▶ **SET TASK**:
Locate every line that holds the string "день" and copy it.

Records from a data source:

──────────────────────────────

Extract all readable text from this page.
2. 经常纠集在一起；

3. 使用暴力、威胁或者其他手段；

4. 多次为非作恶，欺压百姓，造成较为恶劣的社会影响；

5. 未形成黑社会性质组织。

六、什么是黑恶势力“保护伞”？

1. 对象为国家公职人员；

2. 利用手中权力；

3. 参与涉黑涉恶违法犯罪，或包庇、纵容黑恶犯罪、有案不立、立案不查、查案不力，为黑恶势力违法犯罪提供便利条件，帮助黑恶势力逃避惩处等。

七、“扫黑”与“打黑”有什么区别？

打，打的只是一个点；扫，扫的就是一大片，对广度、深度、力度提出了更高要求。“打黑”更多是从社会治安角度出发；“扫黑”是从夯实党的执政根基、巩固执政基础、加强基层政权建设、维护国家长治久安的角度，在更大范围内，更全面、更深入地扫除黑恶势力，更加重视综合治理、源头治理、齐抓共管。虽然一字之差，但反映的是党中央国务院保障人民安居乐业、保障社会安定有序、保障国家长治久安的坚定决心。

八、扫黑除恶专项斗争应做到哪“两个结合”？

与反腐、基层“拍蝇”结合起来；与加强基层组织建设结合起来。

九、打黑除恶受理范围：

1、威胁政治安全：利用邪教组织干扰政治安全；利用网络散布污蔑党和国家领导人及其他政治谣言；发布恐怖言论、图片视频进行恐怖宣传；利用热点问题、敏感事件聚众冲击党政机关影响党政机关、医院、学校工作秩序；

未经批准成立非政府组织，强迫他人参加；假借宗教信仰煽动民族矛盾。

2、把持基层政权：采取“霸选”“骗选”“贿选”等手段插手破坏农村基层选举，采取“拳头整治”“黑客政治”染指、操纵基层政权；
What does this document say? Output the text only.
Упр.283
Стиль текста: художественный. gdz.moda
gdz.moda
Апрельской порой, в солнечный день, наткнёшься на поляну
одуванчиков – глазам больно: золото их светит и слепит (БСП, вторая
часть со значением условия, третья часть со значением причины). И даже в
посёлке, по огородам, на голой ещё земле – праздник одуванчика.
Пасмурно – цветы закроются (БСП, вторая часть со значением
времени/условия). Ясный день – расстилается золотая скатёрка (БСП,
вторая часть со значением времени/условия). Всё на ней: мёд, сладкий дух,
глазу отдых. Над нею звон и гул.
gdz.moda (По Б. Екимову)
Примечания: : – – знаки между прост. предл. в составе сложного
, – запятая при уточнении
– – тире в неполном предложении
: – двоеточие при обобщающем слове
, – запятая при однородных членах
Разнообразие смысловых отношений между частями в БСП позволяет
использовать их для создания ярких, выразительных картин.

──────────────────────────────

▶ **RESULT**:
Апрельской порой, в солнечный день, наткнёшься на поляну
времени/условия). Ясный день – расстилается золотая скатёрка (БСП,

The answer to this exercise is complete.